Where a line in the listing below contains the word "Africa", copy that line.

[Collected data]
——

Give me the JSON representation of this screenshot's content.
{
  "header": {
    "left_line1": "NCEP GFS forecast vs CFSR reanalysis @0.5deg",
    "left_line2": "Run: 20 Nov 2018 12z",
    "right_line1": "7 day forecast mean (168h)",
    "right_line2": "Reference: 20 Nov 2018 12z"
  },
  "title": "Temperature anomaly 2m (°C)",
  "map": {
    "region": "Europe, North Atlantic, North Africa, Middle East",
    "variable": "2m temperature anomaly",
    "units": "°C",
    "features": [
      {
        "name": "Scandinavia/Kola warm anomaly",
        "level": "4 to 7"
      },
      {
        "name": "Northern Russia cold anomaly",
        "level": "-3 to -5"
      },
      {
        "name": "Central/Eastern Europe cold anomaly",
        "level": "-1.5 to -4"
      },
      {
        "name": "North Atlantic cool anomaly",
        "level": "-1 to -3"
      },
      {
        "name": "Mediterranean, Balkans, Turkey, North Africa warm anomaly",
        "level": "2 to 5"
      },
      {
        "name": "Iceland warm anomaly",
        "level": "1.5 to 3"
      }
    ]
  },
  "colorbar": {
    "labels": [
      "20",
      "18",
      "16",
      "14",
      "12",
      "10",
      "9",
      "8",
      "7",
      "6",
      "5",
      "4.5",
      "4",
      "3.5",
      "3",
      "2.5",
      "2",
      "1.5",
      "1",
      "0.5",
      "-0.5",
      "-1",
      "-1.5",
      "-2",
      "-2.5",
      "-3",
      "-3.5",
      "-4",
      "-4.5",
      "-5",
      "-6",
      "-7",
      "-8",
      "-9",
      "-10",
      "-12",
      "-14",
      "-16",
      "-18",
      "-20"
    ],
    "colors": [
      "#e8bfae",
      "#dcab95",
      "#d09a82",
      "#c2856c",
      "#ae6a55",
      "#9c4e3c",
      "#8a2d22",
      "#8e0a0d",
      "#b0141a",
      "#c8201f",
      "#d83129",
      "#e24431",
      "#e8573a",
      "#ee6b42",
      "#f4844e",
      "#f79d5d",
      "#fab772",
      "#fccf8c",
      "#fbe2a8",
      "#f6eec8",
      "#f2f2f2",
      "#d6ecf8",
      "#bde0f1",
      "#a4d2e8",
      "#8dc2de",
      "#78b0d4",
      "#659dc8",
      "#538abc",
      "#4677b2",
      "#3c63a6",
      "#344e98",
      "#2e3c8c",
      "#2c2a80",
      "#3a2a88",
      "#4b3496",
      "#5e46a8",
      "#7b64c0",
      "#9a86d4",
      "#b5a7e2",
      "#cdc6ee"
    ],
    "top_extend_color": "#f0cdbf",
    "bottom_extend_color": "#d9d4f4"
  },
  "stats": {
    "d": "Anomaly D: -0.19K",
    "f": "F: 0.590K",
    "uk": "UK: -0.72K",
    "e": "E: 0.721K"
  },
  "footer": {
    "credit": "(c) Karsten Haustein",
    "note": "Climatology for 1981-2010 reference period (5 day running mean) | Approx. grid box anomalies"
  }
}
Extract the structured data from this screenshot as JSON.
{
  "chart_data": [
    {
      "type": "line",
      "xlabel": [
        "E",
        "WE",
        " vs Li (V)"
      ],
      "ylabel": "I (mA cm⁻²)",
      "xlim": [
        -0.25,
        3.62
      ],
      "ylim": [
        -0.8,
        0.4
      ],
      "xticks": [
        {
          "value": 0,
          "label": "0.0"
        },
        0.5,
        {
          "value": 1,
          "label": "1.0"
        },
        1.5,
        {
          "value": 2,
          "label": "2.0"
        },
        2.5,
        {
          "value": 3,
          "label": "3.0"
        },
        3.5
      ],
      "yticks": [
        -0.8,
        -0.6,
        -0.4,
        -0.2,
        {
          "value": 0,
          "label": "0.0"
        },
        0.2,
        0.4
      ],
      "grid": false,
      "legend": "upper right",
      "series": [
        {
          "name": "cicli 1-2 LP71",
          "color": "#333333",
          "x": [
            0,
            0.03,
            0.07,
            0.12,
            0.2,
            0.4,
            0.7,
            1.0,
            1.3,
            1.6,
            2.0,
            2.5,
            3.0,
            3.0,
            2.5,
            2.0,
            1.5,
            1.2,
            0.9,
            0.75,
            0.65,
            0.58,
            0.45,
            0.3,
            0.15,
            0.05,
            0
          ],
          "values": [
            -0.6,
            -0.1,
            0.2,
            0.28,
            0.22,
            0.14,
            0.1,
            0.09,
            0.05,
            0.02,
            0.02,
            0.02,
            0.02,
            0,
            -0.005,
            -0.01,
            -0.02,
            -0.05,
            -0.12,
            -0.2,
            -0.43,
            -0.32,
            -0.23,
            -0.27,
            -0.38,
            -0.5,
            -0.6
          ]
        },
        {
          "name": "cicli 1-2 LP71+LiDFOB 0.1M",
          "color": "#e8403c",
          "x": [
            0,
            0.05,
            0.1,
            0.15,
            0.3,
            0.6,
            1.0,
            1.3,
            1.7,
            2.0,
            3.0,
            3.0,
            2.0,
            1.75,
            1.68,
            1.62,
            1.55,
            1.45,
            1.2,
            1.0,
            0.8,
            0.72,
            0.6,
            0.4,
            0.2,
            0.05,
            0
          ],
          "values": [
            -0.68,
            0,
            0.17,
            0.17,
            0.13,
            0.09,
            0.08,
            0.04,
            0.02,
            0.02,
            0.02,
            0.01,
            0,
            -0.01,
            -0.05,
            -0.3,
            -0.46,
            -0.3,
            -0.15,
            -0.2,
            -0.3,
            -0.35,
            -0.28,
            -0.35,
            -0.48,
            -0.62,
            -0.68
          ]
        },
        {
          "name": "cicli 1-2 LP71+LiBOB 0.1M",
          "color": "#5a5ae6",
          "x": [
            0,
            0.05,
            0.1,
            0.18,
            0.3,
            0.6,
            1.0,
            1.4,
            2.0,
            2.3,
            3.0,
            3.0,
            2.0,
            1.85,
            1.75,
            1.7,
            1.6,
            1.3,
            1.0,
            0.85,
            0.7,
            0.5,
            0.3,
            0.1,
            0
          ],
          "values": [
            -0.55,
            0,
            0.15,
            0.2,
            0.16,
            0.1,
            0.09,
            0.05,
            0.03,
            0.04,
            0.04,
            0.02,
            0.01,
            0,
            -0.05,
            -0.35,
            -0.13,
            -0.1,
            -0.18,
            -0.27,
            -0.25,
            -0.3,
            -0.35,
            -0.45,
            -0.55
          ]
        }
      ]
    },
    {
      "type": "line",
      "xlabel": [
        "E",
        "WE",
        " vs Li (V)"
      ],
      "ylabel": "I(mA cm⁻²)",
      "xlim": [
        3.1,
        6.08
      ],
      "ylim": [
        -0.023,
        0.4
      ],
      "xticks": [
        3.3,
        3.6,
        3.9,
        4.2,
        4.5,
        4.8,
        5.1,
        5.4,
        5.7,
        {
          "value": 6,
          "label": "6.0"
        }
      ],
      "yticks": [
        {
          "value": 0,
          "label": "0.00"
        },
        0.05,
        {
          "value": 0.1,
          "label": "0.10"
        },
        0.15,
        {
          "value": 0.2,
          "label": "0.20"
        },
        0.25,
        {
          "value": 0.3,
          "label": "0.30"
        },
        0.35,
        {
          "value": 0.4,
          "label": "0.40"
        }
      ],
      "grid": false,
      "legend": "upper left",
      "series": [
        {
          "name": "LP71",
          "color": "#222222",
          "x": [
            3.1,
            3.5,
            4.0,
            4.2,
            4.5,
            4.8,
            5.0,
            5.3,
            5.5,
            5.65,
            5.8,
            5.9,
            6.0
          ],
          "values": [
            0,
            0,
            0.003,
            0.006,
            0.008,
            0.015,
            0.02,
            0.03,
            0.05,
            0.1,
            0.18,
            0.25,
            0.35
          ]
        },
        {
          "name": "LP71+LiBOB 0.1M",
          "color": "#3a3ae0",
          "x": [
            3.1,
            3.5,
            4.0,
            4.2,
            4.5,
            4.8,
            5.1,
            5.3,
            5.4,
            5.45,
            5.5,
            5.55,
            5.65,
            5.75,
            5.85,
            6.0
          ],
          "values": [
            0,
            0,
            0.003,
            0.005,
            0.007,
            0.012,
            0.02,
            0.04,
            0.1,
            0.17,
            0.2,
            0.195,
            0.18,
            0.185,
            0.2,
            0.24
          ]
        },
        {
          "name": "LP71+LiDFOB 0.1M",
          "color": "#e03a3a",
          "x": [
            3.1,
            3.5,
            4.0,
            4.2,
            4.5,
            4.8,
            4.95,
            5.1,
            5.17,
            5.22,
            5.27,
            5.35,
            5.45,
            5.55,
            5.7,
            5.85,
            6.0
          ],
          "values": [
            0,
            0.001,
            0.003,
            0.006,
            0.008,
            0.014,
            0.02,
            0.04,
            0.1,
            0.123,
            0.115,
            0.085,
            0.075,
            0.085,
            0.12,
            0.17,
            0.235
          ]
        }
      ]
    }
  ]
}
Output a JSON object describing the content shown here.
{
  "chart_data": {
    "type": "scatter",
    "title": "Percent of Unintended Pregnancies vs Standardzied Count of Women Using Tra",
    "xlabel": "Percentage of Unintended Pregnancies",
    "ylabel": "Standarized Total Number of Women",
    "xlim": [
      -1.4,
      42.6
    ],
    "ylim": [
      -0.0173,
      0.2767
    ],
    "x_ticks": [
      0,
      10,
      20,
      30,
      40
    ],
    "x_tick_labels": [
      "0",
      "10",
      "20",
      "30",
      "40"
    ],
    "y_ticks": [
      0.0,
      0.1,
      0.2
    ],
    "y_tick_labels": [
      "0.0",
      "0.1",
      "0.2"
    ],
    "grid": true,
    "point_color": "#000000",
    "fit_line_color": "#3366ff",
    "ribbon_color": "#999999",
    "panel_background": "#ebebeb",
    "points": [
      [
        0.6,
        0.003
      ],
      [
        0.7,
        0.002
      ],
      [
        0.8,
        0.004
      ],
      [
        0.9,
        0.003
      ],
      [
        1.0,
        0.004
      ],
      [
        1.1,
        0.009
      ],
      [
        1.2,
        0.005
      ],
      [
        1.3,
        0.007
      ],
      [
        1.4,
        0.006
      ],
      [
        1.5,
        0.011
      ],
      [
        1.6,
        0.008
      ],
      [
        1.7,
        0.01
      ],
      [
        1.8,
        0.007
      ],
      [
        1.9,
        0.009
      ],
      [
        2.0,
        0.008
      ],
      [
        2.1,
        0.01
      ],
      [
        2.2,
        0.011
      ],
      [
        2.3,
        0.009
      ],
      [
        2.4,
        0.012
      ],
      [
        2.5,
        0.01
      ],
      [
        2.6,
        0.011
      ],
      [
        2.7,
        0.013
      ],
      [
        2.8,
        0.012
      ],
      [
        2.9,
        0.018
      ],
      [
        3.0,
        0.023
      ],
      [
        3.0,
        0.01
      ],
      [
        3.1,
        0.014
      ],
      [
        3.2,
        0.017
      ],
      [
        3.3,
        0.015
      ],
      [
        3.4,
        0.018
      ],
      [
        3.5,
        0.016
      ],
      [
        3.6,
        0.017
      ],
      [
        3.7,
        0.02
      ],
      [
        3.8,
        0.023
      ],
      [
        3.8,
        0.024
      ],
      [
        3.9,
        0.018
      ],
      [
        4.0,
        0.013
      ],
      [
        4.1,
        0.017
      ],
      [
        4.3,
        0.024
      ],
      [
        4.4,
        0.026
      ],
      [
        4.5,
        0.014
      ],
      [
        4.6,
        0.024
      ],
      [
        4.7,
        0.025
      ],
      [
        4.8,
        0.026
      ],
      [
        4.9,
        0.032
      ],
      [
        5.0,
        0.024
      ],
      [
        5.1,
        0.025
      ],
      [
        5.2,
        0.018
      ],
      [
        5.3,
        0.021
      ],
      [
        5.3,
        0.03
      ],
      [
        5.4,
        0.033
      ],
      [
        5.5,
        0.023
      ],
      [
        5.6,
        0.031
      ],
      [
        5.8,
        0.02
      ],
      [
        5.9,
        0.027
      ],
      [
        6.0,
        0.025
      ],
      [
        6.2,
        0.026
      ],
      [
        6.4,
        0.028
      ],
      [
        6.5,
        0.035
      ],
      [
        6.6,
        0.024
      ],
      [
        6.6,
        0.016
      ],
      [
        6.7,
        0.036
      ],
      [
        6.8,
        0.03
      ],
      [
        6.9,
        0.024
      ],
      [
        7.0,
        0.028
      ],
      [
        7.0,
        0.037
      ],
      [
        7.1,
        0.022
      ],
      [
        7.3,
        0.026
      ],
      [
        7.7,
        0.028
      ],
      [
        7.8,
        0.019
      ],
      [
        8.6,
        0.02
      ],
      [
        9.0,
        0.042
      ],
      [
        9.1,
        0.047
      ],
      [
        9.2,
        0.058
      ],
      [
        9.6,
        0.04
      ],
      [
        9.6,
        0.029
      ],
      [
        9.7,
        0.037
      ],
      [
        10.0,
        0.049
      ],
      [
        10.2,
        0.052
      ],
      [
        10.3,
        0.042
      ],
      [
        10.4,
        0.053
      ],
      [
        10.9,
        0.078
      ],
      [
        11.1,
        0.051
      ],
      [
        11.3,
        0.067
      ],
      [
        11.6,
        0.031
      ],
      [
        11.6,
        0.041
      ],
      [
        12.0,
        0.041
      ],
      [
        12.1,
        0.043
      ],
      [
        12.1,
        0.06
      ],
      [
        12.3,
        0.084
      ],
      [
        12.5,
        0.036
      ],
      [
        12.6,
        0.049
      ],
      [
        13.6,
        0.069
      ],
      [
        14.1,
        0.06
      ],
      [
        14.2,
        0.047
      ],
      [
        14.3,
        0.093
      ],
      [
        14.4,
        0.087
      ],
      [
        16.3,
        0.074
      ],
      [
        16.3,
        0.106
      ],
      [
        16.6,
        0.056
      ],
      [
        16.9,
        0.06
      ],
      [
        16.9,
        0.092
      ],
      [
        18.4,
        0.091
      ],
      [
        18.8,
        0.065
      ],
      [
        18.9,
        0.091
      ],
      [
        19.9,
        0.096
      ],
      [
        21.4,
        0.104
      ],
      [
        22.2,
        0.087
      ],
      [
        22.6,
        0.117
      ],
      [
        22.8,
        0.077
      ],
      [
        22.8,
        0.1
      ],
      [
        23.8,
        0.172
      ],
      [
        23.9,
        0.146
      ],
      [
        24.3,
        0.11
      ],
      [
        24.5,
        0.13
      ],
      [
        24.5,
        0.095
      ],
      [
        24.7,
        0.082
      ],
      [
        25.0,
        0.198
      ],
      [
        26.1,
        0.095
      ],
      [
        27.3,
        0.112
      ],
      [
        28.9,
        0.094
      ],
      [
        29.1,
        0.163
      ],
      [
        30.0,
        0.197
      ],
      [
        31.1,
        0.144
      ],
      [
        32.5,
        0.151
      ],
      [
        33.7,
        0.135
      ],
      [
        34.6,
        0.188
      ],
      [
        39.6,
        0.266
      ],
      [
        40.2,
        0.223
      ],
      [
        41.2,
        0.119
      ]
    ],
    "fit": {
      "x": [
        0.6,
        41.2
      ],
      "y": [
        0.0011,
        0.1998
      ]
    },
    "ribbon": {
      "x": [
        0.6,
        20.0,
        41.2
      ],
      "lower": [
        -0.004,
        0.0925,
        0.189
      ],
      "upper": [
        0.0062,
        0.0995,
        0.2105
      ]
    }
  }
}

——

CORRECT ANSWER:
    "region": "Europe, North Atlantic, North Africa, Middle East",
        "name": "Mediterranean, Balkans, Turkey, North Africa warm anomaly",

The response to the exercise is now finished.